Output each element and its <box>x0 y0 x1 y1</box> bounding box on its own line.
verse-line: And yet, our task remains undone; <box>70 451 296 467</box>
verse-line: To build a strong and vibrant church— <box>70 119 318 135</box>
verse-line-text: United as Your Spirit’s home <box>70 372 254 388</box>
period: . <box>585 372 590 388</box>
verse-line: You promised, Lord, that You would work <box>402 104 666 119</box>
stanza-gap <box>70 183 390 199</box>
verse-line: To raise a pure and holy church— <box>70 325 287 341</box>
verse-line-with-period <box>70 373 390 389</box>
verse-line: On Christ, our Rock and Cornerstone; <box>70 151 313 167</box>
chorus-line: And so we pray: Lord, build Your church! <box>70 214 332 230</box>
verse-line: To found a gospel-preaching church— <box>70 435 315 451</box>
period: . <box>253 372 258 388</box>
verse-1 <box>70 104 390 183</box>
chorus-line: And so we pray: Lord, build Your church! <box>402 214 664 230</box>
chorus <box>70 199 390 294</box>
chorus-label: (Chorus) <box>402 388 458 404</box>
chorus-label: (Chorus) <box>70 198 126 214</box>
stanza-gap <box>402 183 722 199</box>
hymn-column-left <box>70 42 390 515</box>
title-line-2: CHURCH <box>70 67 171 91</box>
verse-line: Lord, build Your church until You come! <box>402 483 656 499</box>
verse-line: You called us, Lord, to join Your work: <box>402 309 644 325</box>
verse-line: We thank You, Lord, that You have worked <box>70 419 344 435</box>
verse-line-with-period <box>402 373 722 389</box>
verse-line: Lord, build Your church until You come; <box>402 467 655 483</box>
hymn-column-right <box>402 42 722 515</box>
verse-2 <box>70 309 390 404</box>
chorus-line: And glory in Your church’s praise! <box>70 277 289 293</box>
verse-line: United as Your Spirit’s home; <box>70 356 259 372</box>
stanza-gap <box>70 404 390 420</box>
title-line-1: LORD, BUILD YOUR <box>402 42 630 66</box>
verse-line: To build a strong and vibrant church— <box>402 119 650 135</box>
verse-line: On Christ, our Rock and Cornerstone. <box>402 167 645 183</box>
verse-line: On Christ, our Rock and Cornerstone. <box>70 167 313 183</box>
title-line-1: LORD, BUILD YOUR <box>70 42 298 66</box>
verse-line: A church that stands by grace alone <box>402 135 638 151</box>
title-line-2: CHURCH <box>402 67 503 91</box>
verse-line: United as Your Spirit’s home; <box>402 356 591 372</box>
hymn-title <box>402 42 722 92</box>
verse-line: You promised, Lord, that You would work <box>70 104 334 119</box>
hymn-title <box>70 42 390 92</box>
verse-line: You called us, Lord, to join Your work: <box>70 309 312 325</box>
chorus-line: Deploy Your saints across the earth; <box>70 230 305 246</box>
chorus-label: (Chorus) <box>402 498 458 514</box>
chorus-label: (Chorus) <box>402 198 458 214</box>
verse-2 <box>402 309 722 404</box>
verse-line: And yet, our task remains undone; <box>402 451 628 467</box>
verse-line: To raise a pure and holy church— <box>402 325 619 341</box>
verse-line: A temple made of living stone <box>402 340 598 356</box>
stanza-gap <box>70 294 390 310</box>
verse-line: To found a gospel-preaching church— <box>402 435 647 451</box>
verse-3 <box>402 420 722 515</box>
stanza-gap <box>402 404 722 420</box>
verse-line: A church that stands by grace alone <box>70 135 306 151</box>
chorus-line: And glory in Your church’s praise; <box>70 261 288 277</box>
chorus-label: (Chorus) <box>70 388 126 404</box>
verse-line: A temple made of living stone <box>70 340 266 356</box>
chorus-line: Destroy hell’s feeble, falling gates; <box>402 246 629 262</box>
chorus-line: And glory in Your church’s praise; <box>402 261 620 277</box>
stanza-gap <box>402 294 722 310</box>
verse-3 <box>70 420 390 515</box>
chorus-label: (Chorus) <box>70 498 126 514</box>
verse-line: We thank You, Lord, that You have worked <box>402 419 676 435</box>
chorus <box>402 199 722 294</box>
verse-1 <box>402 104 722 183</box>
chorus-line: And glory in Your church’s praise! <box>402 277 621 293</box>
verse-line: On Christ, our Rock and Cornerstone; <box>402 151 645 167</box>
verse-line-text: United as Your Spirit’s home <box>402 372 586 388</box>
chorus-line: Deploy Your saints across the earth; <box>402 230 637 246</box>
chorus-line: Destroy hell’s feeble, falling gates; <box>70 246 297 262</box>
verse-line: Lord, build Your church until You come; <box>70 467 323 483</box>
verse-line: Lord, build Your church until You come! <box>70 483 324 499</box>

= = = = =

### DESCRIPTION OF THE TASK
Update all of these rows, replacing "Cornerstone" with "Foundation Stone" and keeping everything else unchanged.

### SOLUTION FOR THIS TASK
Output each element and its <box>x0 y0 x1 y1</box> bounding box on its own line.
verse-line: And yet, our task remains undone; <box>70 451 296 467</box>
verse-line: To build a strong and vibrant church— <box>70 119 318 135</box>
verse-line-text: United as Your Spirit’s home <box>70 372 254 388</box>
period: . <box>585 372 590 388</box>
verse-line: You promised, Lord, that You would work <box>402 104 666 119</box>
stanza-gap <box>70 183 390 199</box>
verse-line: To raise a pure and holy church— <box>70 325 287 341</box>
verse-line-with-period <box>70 373 390 389</box>
verse-line: On Christ, our Rock and Foundation Stone; <box>70 151 313 167</box>
chorus-line: And so we pray: Lord, build Your church! <box>70 214 332 230</box>
verse-line: To found a gospel-preaching church— <box>70 435 315 451</box>
period: . <box>253 372 258 388</box>
verse-1 <box>70 104 390 183</box>
chorus-line: And so we pray: Lord, build Your church! <box>402 214 664 230</box>
chorus <box>70 199 390 294</box>
chorus-label: (Chorus) <box>402 388 458 404</box>
chorus-label: (Chorus) <box>70 198 126 214</box>
stanza-gap <box>402 183 722 199</box>
hymn-column-left <box>70 42 390 515</box>
title-line-2: CHURCH <box>70 67 171 91</box>
verse-line: Lord, build Your church until You come! <box>402 483 656 499</box>
verse-line: You called us, Lord, to join Your work: <box>402 309 644 325</box>
verse-line: We thank You, Lord, that You have worked <box>70 419 344 435</box>
verse-line-with-period <box>402 373 722 389</box>
verse-line: Lord, build Your church until You come; <box>402 467 655 483</box>
hymn-column-right <box>402 42 722 515</box>
verse-2 <box>70 309 390 404</box>
chorus-line: And glory in Your church’s praise! <box>70 277 289 293</box>
verse-line: United as Your Spirit’s home; <box>70 356 259 372</box>
stanza-gap <box>70 404 390 420</box>
title-line-1: LORD, BUILD YOUR <box>402 42 630 66</box>
verse-line: To build a strong and vibrant church— <box>402 119 650 135</box>
verse-line: On Christ, our Rock and Foundation Stone. <box>402 167 645 183</box>
verse-line: On Christ, our Rock and Foundation Stone. <box>70 167 313 183</box>
title-line-1: LORD, BUILD YOUR <box>70 42 298 66</box>
verse-line: A church that stands by grace alone <box>402 135 638 151</box>
title-line-2: CHURCH <box>402 67 503 91</box>
verse-line: United as Your Spirit’s home; <box>402 356 591 372</box>
hymn-title <box>402 42 722 92</box>
verse-line: You promised, Lord, that You would work <box>70 104 334 119</box>
hymn-title <box>70 42 390 92</box>
verse-line: You called us, Lord, to join Your work: <box>70 309 312 325</box>
chorus-line: Deploy Your saints across the earth; <box>70 230 305 246</box>
chorus-label: (Chorus) <box>402 498 458 514</box>
chorus-label: (Chorus) <box>402 198 458 214</box>
verse-2 <box>402 309 722 404</box>
verse-line: And yet, our task remains undone; <box>402 451 628 467</box>
verse-line: To raise a pure and holy church— <box>402 325 619 341</box>
verse-line: A temple made of living stone <box>402 340 598 356</box>
stanza-gap <box>70 294 390 310</box>
verse-line: To found a gospel-preaching church— <box>402 435 647 451</box>
verse-3 <box>402 420 722 515</box>
stanza-gap <box>402 404 722 420</box>
verse-line: A church that stands by grace alone <box>70 135 306 151</box>
chorus-line: And glory in Your church’s praise; <box>70 261 288 277</box>
chorus-label: (Chorus) <box>70 388 126 404</box>
verse-line: A temple made of living stone <box>70 340 266 356</box>
chorus-line: Destroy hell’s feeble, falling gates; <box>402 246 629 262</box>
chorus-line: And glory in Your church’s praise; <box>402 261 620 277</box>
stanza-gap <box>402 294 722 310</box>
verse-3 <box>70 420 390 515</box>
chorus-label: (Chorus) <box>70 498 126 514</box>
verse-line: We thank You, Lord, that You have worked <box>402 419 676 435</box>
chorus <box>402 199 722 294</box>
verse-1 <box>402 104 722 183</box>
chorus-line: And glory in Your church’s praise! <box>402 277 621 293</box>
verse-line: On Christ, our Rock and Foundation Stone; <box>402 151 645 167</box>
verse-line-text: United as Your Spirit’s home <box>402 372 586 388</box>
chorus-line: Deploy Your saints across the earth; <box>402 230 637 246</box>
chorus-line: Destroy hell’s feeble, falling gates; <box>70 246 297 262</box>
verse-line: Lord, build Your church until You come; <box>70 467 323 483</box>
verse-line: Lord, build Your church until You come! <box>70 483 324 499</box>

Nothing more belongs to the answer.